[Collection entries]
——————————

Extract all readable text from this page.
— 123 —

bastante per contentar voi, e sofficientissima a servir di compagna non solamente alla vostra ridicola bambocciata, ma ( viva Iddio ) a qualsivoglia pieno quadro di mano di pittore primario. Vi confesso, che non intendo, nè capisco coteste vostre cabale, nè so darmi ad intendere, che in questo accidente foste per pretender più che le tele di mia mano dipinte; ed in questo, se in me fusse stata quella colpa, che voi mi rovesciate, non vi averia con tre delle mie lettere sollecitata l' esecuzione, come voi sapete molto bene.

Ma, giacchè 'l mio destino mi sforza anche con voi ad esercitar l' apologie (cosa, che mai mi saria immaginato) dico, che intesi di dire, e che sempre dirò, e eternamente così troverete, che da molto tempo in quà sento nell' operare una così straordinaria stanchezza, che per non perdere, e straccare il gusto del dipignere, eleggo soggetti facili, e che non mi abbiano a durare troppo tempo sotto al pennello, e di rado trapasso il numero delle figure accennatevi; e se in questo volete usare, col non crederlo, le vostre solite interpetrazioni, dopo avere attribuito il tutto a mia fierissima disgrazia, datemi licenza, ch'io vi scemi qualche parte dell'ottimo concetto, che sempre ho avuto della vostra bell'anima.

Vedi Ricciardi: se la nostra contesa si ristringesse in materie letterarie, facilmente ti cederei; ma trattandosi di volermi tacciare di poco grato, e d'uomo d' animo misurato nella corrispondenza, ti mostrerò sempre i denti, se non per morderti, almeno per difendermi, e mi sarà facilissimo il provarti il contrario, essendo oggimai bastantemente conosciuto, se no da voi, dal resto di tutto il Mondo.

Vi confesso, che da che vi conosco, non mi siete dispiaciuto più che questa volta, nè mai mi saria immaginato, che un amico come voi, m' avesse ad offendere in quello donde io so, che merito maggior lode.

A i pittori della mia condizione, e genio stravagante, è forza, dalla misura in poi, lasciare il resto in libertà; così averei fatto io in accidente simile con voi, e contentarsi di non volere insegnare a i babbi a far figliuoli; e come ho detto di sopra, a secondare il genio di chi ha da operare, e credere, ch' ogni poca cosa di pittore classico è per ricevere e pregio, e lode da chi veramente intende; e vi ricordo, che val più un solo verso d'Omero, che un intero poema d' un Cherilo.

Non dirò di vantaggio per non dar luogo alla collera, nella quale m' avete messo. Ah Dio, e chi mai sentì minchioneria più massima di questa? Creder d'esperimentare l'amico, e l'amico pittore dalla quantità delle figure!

——————————

Task description:
Write the whole listing out again. Keep every line exactly as it is.

Complete answer:
Extract all readable text from this page.
— 123 —

bastante per contentar voi, e sofficientissima a servir di compagna non solamente alla vostra ridicola bambocciata, ma ( viva Iddio ) a qualsivoglia pieno quadro di mano di pittore primario. Vi confesso, che non intendo, nè capisco coteste vostre cabale, nè so darmi ad intendere, che in questo accidente foste per pretender più che le tele di mia mano dipinte; ed in questo, se in me fusse stata quella colpa, che voi mi rovesciate, non vi averia con tre delle mie lettere sollecitata l' esecuzione, come voi sapete molto bene.

Ma, giacchè 'l mio destino mi sforza anche con voi ad esercitar l' apologie (cosa, che mai mi saria immaginato) dico, che intesi di dire, e che sempre dirò, e eternamente così troverete, che da molto tempo in quà sento nell' operare una così straordinaria stanchezza, che per non perdere, e straccare il gusto del dipignere, eleggo soggetti facili, e che non mi abbiano a durare troppo tempo sotto al pennello, e di rado trapasso il numero delle figure accennatevi; e se in questo volete usare, col non crederlo, le vostre solite interpetrazioni, dopo avere attribuito il tutto a mia fierissima disgrazia, datemi licenza, ch'io vi scemi qualche parte dell'ottimo concetto, che sempre ho avuto della vostra bell'anima.

Vedi Ricciardi: se la nostra contesa si ristringesse in materie letterarie, facilmente ti cederei; ma trattandosi di volermi tacciare di poco grato, e d'uomo d' animo misurato nella corrispondenza, ti mostrerò sempre i denti, se non per morderti, almeno per difendermi, e mi sarà facilissimo il provarti il contrario, essendo oggimai bastantemente conosciuto, se no da voi, dal resto di tutto il Mondo.

Vi confesso, che da che vi conosco, non mi siete dispiaciuto più che questa volta, nè mai mi saria immaginato, che un amico come voi, m' avesse ad offendere in quello donde io so, che merito maggior lode.

A i pittori della mia condizione, e genio stravagante, è forza, dalla misura in poi, lasciare il resto in libertà; così averei fatto io in accidente simile con voi, e contentarsi di non volere insegnare a i babbi a far figliuoli; e come ho detto di sopra, a secondare il genio di chi ha da operare, e credere, ch' ogni poca cosa di pittore classico è per ricevere e pregio, e lode da chi veramente intende; e vi ricordo, che val più un solo verso d'Omero, che un intero poema d' un Cherilo.

Non dirò di vantaggio per non dar luogo alla collera, nella quale m' avete messo. Ah Dio, e chi mai sentì minchioneria più massima di questa? Creder d'esperimentare l'amico, e l'amico pittore dalla quantità delle figure!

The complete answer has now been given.